*Aim of the task*.
Render every line of the items below as a numbered list, omitting any blank lines.

══ Extracted data

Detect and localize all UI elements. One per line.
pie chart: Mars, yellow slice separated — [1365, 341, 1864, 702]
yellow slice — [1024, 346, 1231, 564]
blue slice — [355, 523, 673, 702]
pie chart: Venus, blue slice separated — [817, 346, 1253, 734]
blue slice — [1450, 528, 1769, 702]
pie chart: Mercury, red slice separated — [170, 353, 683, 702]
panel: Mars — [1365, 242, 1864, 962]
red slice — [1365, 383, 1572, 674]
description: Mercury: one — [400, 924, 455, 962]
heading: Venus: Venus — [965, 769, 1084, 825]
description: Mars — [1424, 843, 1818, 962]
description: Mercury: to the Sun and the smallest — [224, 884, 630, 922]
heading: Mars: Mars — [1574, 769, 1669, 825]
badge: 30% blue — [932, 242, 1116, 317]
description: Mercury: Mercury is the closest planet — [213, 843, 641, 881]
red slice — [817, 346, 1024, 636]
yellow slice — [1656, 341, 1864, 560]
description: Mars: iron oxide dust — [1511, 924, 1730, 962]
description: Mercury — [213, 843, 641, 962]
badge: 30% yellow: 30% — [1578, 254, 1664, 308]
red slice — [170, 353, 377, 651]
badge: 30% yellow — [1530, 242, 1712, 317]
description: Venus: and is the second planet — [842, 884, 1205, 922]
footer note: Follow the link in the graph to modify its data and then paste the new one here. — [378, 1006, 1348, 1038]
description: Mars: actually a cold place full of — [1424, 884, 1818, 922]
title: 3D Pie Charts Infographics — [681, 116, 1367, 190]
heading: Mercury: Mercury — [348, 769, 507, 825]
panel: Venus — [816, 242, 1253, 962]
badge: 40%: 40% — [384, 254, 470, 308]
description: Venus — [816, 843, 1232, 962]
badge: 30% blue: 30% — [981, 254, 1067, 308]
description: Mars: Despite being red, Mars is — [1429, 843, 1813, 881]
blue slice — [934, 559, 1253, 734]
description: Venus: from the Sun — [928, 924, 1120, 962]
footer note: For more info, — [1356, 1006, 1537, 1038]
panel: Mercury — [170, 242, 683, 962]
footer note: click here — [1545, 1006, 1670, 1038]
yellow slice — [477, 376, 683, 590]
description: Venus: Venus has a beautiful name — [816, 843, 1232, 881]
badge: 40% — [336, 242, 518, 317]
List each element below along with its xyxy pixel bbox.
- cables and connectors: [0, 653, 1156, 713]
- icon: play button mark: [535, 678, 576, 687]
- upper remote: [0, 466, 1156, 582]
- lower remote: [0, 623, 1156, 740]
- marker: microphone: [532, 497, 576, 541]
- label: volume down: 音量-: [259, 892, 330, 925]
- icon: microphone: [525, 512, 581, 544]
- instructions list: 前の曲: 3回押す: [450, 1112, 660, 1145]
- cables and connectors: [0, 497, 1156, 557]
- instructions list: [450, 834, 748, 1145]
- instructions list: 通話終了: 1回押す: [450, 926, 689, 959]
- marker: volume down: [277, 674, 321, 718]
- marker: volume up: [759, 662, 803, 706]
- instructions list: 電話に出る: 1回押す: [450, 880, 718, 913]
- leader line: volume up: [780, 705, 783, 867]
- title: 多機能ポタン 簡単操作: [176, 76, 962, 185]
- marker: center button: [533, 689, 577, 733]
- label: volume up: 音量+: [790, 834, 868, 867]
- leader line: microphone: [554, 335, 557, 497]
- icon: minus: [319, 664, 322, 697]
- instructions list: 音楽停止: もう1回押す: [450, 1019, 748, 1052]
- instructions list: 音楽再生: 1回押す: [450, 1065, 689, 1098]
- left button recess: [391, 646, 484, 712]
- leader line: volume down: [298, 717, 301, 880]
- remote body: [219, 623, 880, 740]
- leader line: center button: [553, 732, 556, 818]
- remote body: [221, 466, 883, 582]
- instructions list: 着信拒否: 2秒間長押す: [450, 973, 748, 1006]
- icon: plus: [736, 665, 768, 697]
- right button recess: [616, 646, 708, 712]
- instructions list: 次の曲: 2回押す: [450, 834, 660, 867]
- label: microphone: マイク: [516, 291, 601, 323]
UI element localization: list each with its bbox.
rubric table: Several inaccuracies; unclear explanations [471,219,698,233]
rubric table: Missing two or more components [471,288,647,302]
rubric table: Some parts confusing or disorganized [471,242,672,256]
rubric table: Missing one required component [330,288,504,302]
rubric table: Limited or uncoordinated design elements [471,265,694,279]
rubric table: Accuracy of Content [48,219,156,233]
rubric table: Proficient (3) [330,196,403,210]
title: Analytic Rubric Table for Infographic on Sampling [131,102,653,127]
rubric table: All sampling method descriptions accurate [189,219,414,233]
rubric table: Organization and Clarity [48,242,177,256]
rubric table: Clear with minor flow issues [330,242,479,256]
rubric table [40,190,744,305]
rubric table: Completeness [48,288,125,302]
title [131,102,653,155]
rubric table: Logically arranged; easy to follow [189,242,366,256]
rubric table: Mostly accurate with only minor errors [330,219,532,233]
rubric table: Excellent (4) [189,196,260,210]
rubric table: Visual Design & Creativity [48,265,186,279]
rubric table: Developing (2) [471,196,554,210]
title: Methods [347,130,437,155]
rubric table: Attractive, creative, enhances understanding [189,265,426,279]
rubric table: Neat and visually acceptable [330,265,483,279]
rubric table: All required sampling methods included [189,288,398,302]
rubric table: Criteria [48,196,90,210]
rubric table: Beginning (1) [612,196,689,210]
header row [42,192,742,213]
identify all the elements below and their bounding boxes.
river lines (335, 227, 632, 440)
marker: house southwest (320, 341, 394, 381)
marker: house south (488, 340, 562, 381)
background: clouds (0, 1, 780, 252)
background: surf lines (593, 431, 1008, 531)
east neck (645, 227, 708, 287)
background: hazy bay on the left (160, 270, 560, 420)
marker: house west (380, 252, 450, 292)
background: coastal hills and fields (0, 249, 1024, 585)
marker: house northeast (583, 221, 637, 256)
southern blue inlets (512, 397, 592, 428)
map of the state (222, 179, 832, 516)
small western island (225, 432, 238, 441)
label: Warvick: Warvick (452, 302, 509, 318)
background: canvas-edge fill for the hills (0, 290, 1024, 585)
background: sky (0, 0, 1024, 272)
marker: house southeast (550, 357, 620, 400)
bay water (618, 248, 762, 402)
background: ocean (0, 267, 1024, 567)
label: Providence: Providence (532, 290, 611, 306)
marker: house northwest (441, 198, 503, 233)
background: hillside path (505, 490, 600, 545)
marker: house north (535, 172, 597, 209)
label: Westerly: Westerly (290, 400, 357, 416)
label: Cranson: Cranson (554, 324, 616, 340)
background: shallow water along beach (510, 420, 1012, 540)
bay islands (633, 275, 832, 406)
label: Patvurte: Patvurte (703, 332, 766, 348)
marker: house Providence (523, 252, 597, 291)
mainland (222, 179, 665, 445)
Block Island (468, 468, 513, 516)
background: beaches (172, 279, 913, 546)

════

*Reply to the task*.
1. Detect and localize all UI elements. One per line.
2. pie chart: Mars, yellow slice separated — [1365, 341, 1864, 702]
3. yellow slice — [1024, 346, 1231, 564]
4. blue slice — [355, 523, 673, 702]
5. pie chart: Venus, blue slice separated — [817, 346, 1253, 734]
6. blue slice — [1450, 528, 1769, 702]
7. pie chart: Mercury, red slice separated — [170, 353, 683, 702]
8. panel: Mars — [1365, 242, 1864, 962]
9. red slice — [1365, 383, 1572, 674]
10. description: Mercury: one — [400, 924, 455, 962]
11. heading: Venus: Venus — [965, 769, 1084, 825]
12. description: Mars — [1424, 843, 1818, 962]
13. description: Mercury: to the Sun and the smallest — [224, 884, 630, 922]
14. heading: Mars: Mars — [1574, 769, 1669, 825]
15. badge: 30% blue — [932, 242, 1116, 317]
16. description: Mercury: Mercury is the closest planet — [213, 843, 641, 881]
17. red slice — [817, 346, 1024, 636]
18. yellow slice — [1656, 341, 1864, 560]
19. description: Mars: iron oxide dust — [1511, 924, 1730, 962]
20. description: Mercury — [213, 843, 641, 962]
21. badge: 30% yellow: 30% — [1578, 254, 1664, 308]
22. red slice — [170, 353, 377, 651]
23. badge: 30% yellow — [1530, 242, 1712, 317]
24. description: Venus: and is the second planet — [842, 884, 1205, 922]
25. footer note: Follow the link in the graph to modify its data and then paste the new one here. — [378, 1006, 1348, 1038]
26. description: Mars: actually a cold place full of — [1424, 884, 1818, 922]
27. title: 3D Pie Charts Infographics — [681, 116, 1367, 190]
28. heading: Mercury: Mercury — [348, 769, 507, 825]
29. panel: Venus — [816, 242, 1253, 962]
30. badge: 40%: 40% — [384, 254, 470, 308]
31. description: Venus — [816, 843, 1232, 962]
32. badge: 30% blue: 30% — [981, 254, 1067, 308]
33. description: Mars: Despite being red, Mars is — [1429, 843, 1813, 881]
34. blue slice — [934, 559, 1253, 734]
35. description: Venus: from the Sun — [928, 924, 1120, 962]
36. footer note: For more info, — [1356, 1006, 1537, 1038]
37. panel: Mercury — [170, 242, 683, 962]
38. footer note: click here — [1545, 1006, 1670, 1038]
39. yellow slice — [477, 376, 683, 590]
40. description: Venus: Venus has a beautiful name — [816, 843, 1232, 881]
41. badge: 40% — [336, 242, 518, 317]
42. List each element below along with its xyxy pixel bbox.
43. - cables and connectors: [0, 653, 1156, 713]
44. - icon: play button mark: [535, 678, 576, 687]
45. - upper remote: [0, 466, 1156, 582]
46. - lower remote: [0, 623, 1156, 740]
47. - marker: microphone: [532, 497, 576, 541]
48. - label: volume down: 音量-: [259, 892, 330, 925]
49. - icon: microphone: [525, 512, 581, 544]
50. - instructions list: 前の曲: 3回押す: [450, 1112, 660, 1145]
51. - cables and connectors: [0, 497, 1156, 557]
52. - instructions list: [450, 834, 748, 1145]
53. - instructions list: 通話終了: 1回押す: [450, 926, 689, 959]
54. - marker: volume down: [277, 674, 321, 718]
55. - marker: volume up: [759, 662, 803, 706]
56. - instructions list: 電話に出る: 1回押す: [450, 880, 718, 913]
57. - leader line: volume up: [780, 705, 783, 867]
58. - title: 多機能ポタン 簡単操作: [176, 76, 962, 185]
59. - marker: center button: [533, 689, 577, 733]
60. - label: volume up: 音量+: [790, 834, 868, 867]
61. - leader line: microphone: [554, 335, 557, 497]
62. - icon: minus: [319, 664, 322, 697]
63. - instructions list: 音楽停止: もう1回押す: [450, 1019, 748, 1052]
64. - instructions list: 音楽再生: 1回押す: [450, 1065, 689, 1098]
65. - left button recess: [391, 646, 484, 712]
66. - leader line: volume down: [298, 717, 301, 880]
67. - remote body: [219, 623, 880, 740]
68. - leader line: center button: [553, 732, 556, 818]
69. - remote body: [221, 466, 883, 582]
70. - instructions list: 着信拒否: 2秒間長押す: [450, 973, 748, 1006]
71. - icon: plus: [736, 665, 768, 697]
72. - right button recess: [616, 646, 708, 712]
73. - instructions list: 次の曲: 2回押す: [450, 834, 660, 867]
74. - label: microphone: マイク: [516, 291, 601, 323]
75. UI element localization: list each with its bbox.
76. rubric table: Several inaccuracies; unclear explanations [471,219,698,233]
77. rubric table: Missing two or more components [471,288,647,302]
78. rubric table: Some parts confusing or disorganized [471,242,672,256]
79. rubric table: Missing one required component [330,288,504,302]
80. rubric table: Limited or uncoordinated design elements [471,265,694,279]
81. rubric table: Accuracy of Content [48,219,156,233]
82. rubric table: Proficient (3) [330,196,403,210]
83. title: Analytic Rubric Table for Infographic on Sampling [131,102,653,127]
84. rubric table: All sampling method descriptions accurate [189,219,414,233]
85. rubric table: Organization and Clarity [48,242,177,256]
86. rubric table: Clear with minor flow issues [330,242,479,256]
87. rubric table [40,190,744,305]
88. rubric table: Completeness [48,288,125,302]
89. title [131,102,653,155]
90. rubric table: Logically arranged; easy to follow [189,242,366,256]
91. rubric table: Mostly accurate with only minor errors [330,219,532,233]
92. rubric table: Excellent (4) [189,196,260,210]
93. rubric table: Visual Design & Creativity [48,265,186,279]
94. rubric table: Developing (2) [471,196,554,210]
95. title: Methods [347,130,437,155]
96. rubric table: Attractive, creative, enhances understanding [189,265,426,279]
97. rubric table: Neat and visually acceptable [330,265,483,279]
98. rubric table: All required sampling methods included [189,288,398,302]
99. rubric table: Criteria [48,196,90,210]
100. rubric table: Beginning (1) [612,196,689,210]
101. header row [42,192,742,213]
102. identify all the elements below and their bounding boxes.
103. river lines (335, 227, 632, 440)
104. marker: house southwest (320, 341, 394, 381)
105. marker: house south (488, 340, 562, 381)
106. background: clouds (0, 1, 780, 252)
107. background: surf lines (593, 431, 1008, 531)
108. east neck (645, 227, 708, 287)
109. background: hazy bay on the left (160, 270, 560, 420)
110. marker: house west (380, 252, 450, 292)
111. background: coastal hills and fields (0, 249, 1024, 585)
112. marker: house northeast (583, 221, 637, 256)
113. southern blue inlets (512, 397, 592, 428)
114. map of the state (222, 179, 832, 516)
115. small western island (225, 432, 238, 441)
116. label: Warvick: Warvick (452, 302, 509, 318)
117. background: canvas-edge fill for the hills (0, 290, 1024, 585)
118. background: sky (0, 0, 1024, 272)
119. marker: house southeast (550, 357, 620, 400)
120. bay water (618, 248, 762, 402)
121. background: ocean (0, 267, 1024, 567)
122. label: Providence: Providence (532, 290, 611, 306)
123. marker: house northwest (441, 198, 503, 233)
124. background: hillside path (505, 490, 600, 545)
125. marker: house north (535, 172, 597, 209)
126. label: Westerly: Westerly (290, 400, 357, 416)
127. label: Cranson: Cranson (554, 324, 616, 340)
128. background: shallow water along beach (510, 420, 1012, 540)
129. bay islands (633, 275, 832, 406)
130. label: Patvurte: Patvurte (703, 332, 766, 348)
131. marker: house Providence (523, 252, 597, 291)
132. mainland (222, 179, 665, 445)
133. Block Island (468, 468, 513, 516)
134. background: beaches (172, 279, 913, 546)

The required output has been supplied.